[Dataset items]
——

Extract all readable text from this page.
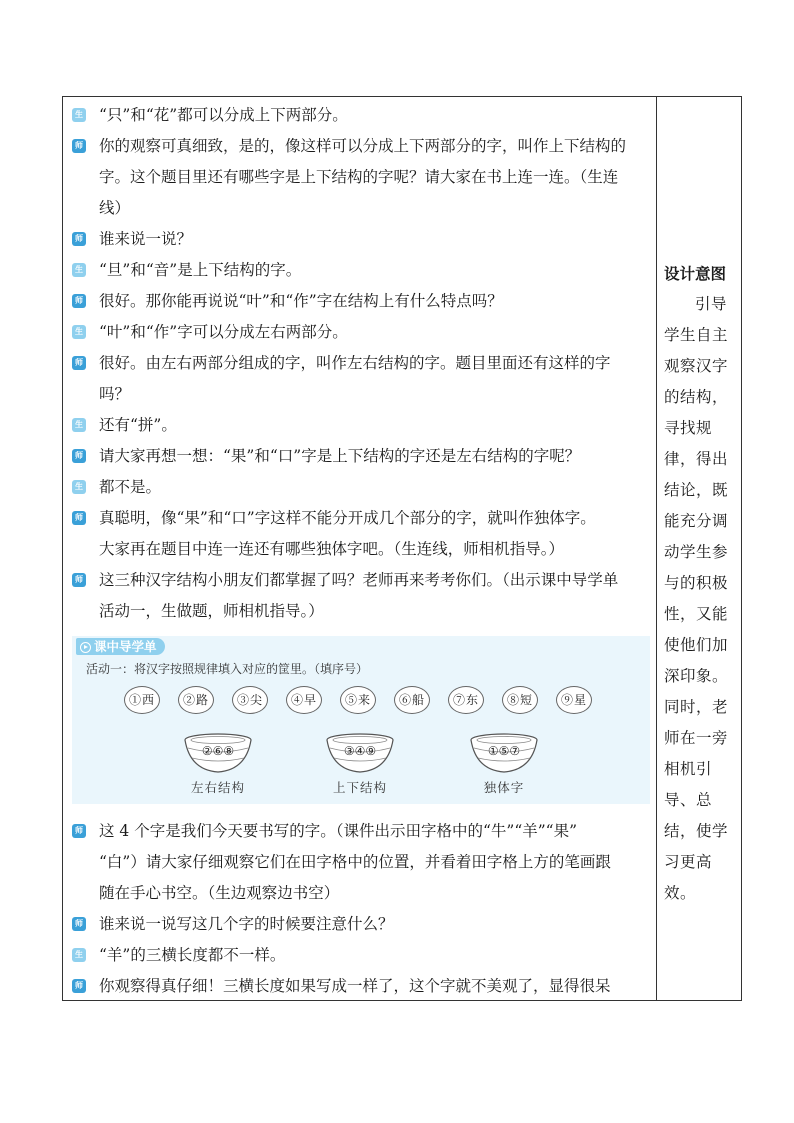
生 “只”和“花”都可以分成上下两部分。
师 你的观察可真细致，是的，像这样可以分成上下两部分的字，叫作上下结构的
字。这个题目里还有哪些字是上下结构的字呢？请大家在书上连一连。（生连
线）
师 谁来说一说？
生 “旦”和“音”是上下结构的字。
师 很好。那你能再说说“叶”和“作”字在结构上有什么特点吗？
生 “叶”和“作”字可以分成左右两部分。
师 很好。由左右两部分组成的字，叫作左右结构的字。题目里面还有这样的字
吗？
生 还有“拼”。
师 请大家再想一想：“果”和“口”字是上下结构的字还是左右结构的字呢？
生 都不是。
师 真聪明，像“果”和“口”字这样不能分开成几个部分的字，就叫作独体字。
大家再在题目中连一连还有哪些独体字吧。（生连线，师相机指导。）
师 这三种汉字结构小朋友们都掌握了吗？老师再来考考你们。（出示课中导学单
活动一，生做题，师相机指导。）
课中导学单
活动一：将汉字按照规律填入对应的筐里。（填序号）
①西	②路	③尖	④早	⑤来	⑥船	⑦东	⑧短	⑨星
②⑥⑧
左右结构
③④⑨
上下结构
①⑤⑦
独体字
师 这 4 个字是我们今天要书写的字。（课件出示田字格中的“牛”“羊”“果”
“白”）请大家仔细观察它们在田字格中的位置，并看着田字格上方的笔画跟
随在手心书空。（生边观察边书空）
师 谁来说一说写这几个字的时候要注意什么？
生 “羊”的三横长度都不一样。
师 你观察得真仔细！三横长度如果写成一样了，这个字就不美观了，显得很呆
设计意图
引导学生自主观察汉字的结构，寻找规律，得出结论，既能充分调动学生参与的积极性，又能使他们加深印象。同时，老师在一旁相机引导、总结，使学习更高效。
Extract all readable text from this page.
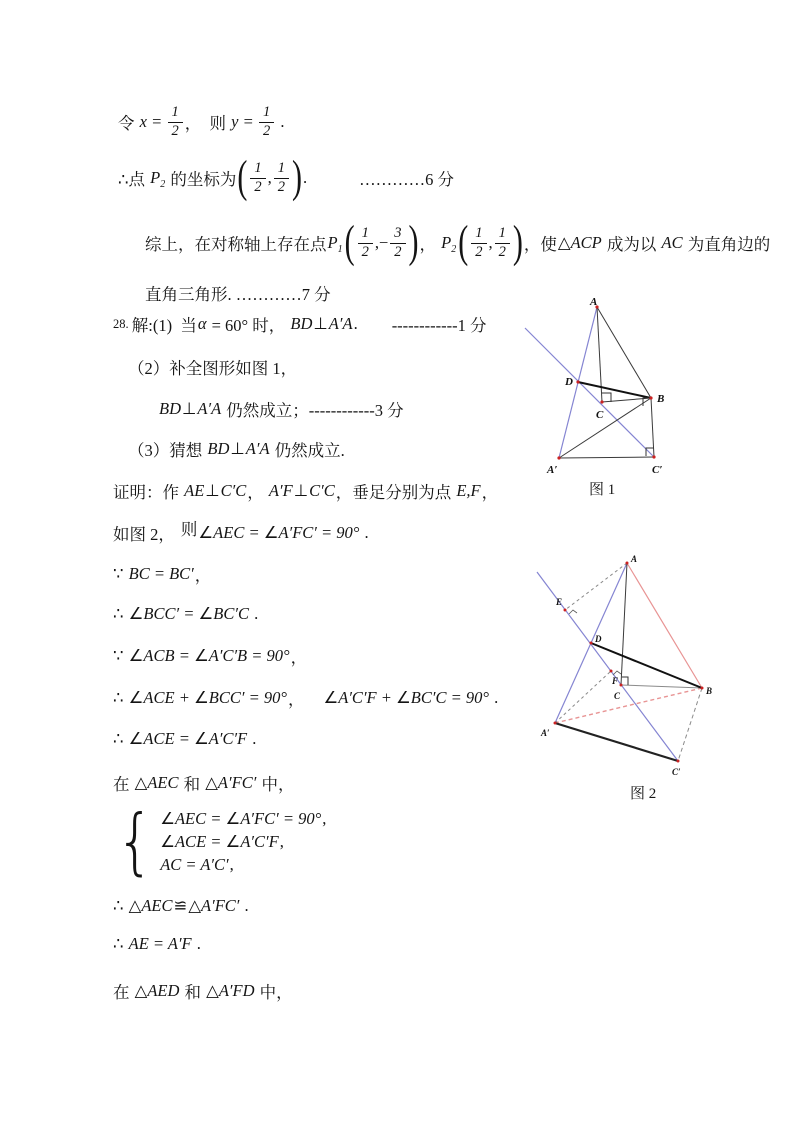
令 $x = \frac{1}{2}$ ，  则 $y = \frac{1}{2}$ .
∴点 $P_2$ 的坐标为 ( $\frac{1}{2}$ , $\frac{1}{2}$ ) .	…………6 分
综上，在对称轴上存在点 $P_1$ ( $\frac{1}{2}$ ,− $\frac{3}{2}$ ) ， $P_2$ ( $\frac{1}{2}$ , $\frac{1}{2}$ ) ，使 △ACP 成为以 AC 为直角边的
直角三角形. …………7 分
28. 解:(1)  当 α = 60° 时， BD ⊥ A′A . ------------1 分
（2）补全图形如图 1，
BD ⊥ A′A 仍然成立；------------3 分
（3）猜想 BD ⊥ A′A 仍然成立.
证明：作 AE ⊥ C′C ， A′F ⊥ C′C ，垂足分别为点 E,F ，
如图 2， 则 ∠AEC = ∠A′FC′ = 90° .
∵ BC = BC′ ，
∴ ∠BCC′ = ∠BC′C .
∵ ∠ACB = ∠A′C′B = 90° ，
∴ ∠ACE + ∠BCC′ = 90° ， ∠A′C′F + ∠BC′C = 90° .
∴ ∠ACE = ∠A′C′F .
在 △AEC 和 △A′FC′ 中，
{ ∠AEC = ∠A′FC′ = 90° ,
∠ACE = ∠A′C′F ,
AC = A′C′ ,
∴ △AEC ≌ △A′FC′ .
∴ AE = A′F .
在 △AED 和 △A′FD 中，
A
D
C
B
A′	C′
图 1
A
E
D
F
C	B
A′
C′
图 2
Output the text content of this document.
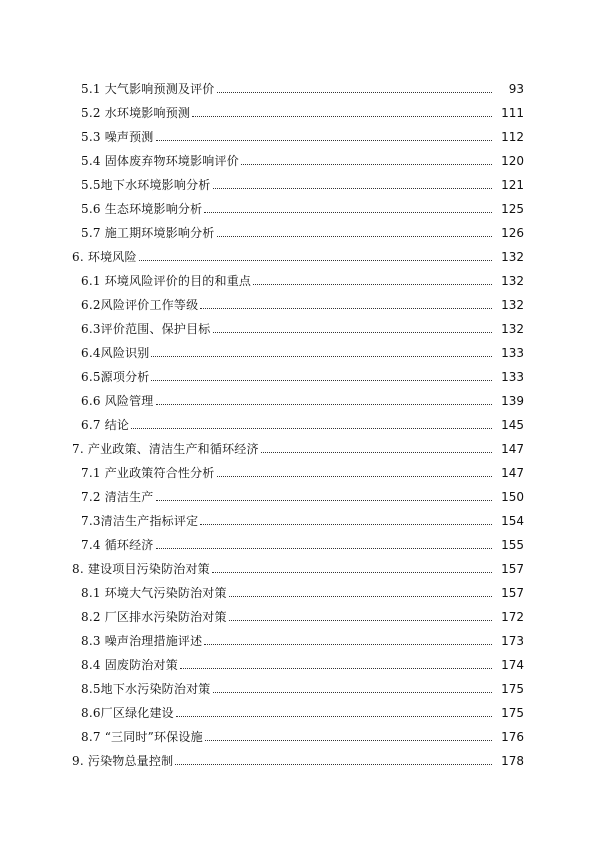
5.1 大气影响预测及评价	93
5.2 水环境影响预测	111
5.3 噪声预测	112
5.4 固体废弃物环境影响评价	120
5.5地下水环境影响分析	121
5.6 生态环境影响分析	125
5.7 施工期环境影响分析	126
6. 环境风险	132
6.1 环境风险评价的目的和重点	132
6.2风险评价工作等级	132
6.3评价范围、保护目标	132
6.4风险识别	133
6.5源项分析	133
6.6 风险管理	139
6.7 结论	145
7. 产业政策、清洁生产和循环经济	147
7.1 产业政策符合性分析	147
7.2 清洁生产	150
7.3清洁生产指标评定	154
7.4 循环经济	155
8. 建设项目污染防治对策	157
8.1 环境大气污染防治对策	157
8.2 厂区排水污染防治对策	172
8.3 噪声治理措施评述	173
8.4 固废防治对策	174
8.5地下水污染防治对策	175
8.6厂区绿化建设	175
8.7 “三同时”环保设施	176
9. 污染物总量控制	178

——

> [WHAT THE TASK REQUIRES] Output all of the entries verbatim, leaving out any images.

> [ANSWER IN FULL]
Extract all readable text from this page.
生 “只”和“花”都可以分成上下两部分。
师 你的观察可真细致，是的，像这样可以分成上下两部分的字，叫作上下结构的
字。这个题目里还有哪些字是上下结构的字呢？请大家在书上连一连。（生连
线）
师 谁来说一说？
生 “旦”和“音”是上下结构的字。
师 很好。那你能再说说“叶”和“作”字在结构上有什么特点吗？
生 “叶”和“作”字可以分成左右两部分。
师 很好。由左右两部分组成的字，叫作左右结构的字。题目里面还有这样的字
吗？
生 还有“拼”。
师 请大家再想一想：“果”和“口”字是上下结构的字还是左右结构的字呢？
生 都不是。
师 真聪明，像“果”和“口”字这样不能分开成几个部分的字，就叫作独体字。
大家再在题目中连一连还有哪些独体字吧。（生连线，师相机指导。）
师 这三种汉字结构小朋友们都掌握了吗？老师再来考考你们。（出示课中导学单
活动一，生做题，师相机指导。）
课中导学单
活动一：将汉字按照规律填入对应的筐里。（填序号）
①西	②路	③尖	④早	⑤来	⑥船	⑦东	⑧短	⑨星
②⑥⑧
左右结构
③④⑨
上下结构
①⑤⑦
独体字
师 这 4 个字是我们今天要书写的字。（课件出示田字格中的“牛”“羊”“果”
“白”）请大家仔细观察它们在田字格中的位置，并看着田字格上方的笔画跟
随在手心书空。（生边观察边书空）
师 谁来说一说写这几个字的时候要注意什么？
生 “羊”的三横长度都不一样。
师 你观察得真仔细！三横长度如果写成一样了，这个字就不美观了，显得很呆
设计意图
引导学生自主观察汉字的结构，寻找规律，得出结论，既能充分调动学生参与的积极性，又能使他们加深印象。同时，老师在一旁相机引导、总结，使学习更高效。
Extract all readable text from this page.
令 $x = \frac{1}{2}$ ，  则 $y = \frac{1}{2}$ .
∴点 $P_2$ 的坐标为 ( $\frac{1}{2}$ , $\frac{1}{2}$ ) .	…………6 分
综上，在对称轴上存在点 $P_1$ ( $\frac{1}{2}$ ,− $\frac{3}{2}$ ) ， $P_2$ ( $\frac{1}{2}$ , $\frac{1}{2}$ ) ，使 △ACP 成为以 AC 为直角边的
直角三角形. …………7 分
28. 解:(1)  当 α = 60° 时， BD ⊥ A′A . ------------1 分
（2）补全图形如图 1，
BD ⊥ A′A 仍然成立；------------3 分
（3）猜想 BD ⊥ A′A 仍然成立.
证明：作 AE ⊥ C′C ， A′F ⊥ C′C ，垂足分别为点 E,F ，
如图 2， 则 ∠AEC = ∠A′FC′ = 90° .
∵ BC = BC′ ，
∴ ∠BCC′ = ∠BC′C .
∵ ∠ACB = ∠A′C′B = 90° ，
∴ ∠ACE + ∠BCC′ = 90° ， ∠A′C′F + ∠BC′C = 90° .
∴ ∠ACE = ∠A′C′F .
在 △AEC 和 △A′FC′ 中，
{ ∠AEC = ∠A′FC′ = 90° ,
∠ACE = ∠A′C′F ,
AC = A′C′ ,
∴ △AEC ≌ △A′FC′ .
∴ AE = A′F .
在 △AED 和 △A′FD 中，
A
D
C
B
A′	C′
图 1
A
E
D
F
C	B
A′
C′
图 2
Output the text content of this document.
5.1 大气影响预测及评价	93
5.2 水环境影响预测	111
5.3 噪声预测	112
5.4 固体废弃物环境影响评价	120
5.5地下水环境影响分析	121
5.6 生态环境影响分析	125
5.7 施工期环境影响分析	126
6. 环境风险	132
6.1 环境风险评价的目的和重点	132
6.2风险评价工作等级	132
6.3评价范围、保护目标	132
6.4风险识别	133
6.5源项分析	133
6.6 风险管理	139
6.7 结论	145
7. 产业政策、清洁生产和循环经济	147
7.1 产业政策符合性分析	147
7.2 清洁生产	150
7.3清洁生产指标评定	154
7.4 循环经济	155
8. 建设项目污染防治对策	157
8.1 环境大气污染防治对策	157
8.2 厂区排水污染防治对策	172
8.3 噪声治理措施评述	173
8.4 固废防治对策	174
8.5地下水污染防治对策	175
8.6厂区绿化建设	175
8.7 “三同时”环保设施	176
9. 污染物总量控制	178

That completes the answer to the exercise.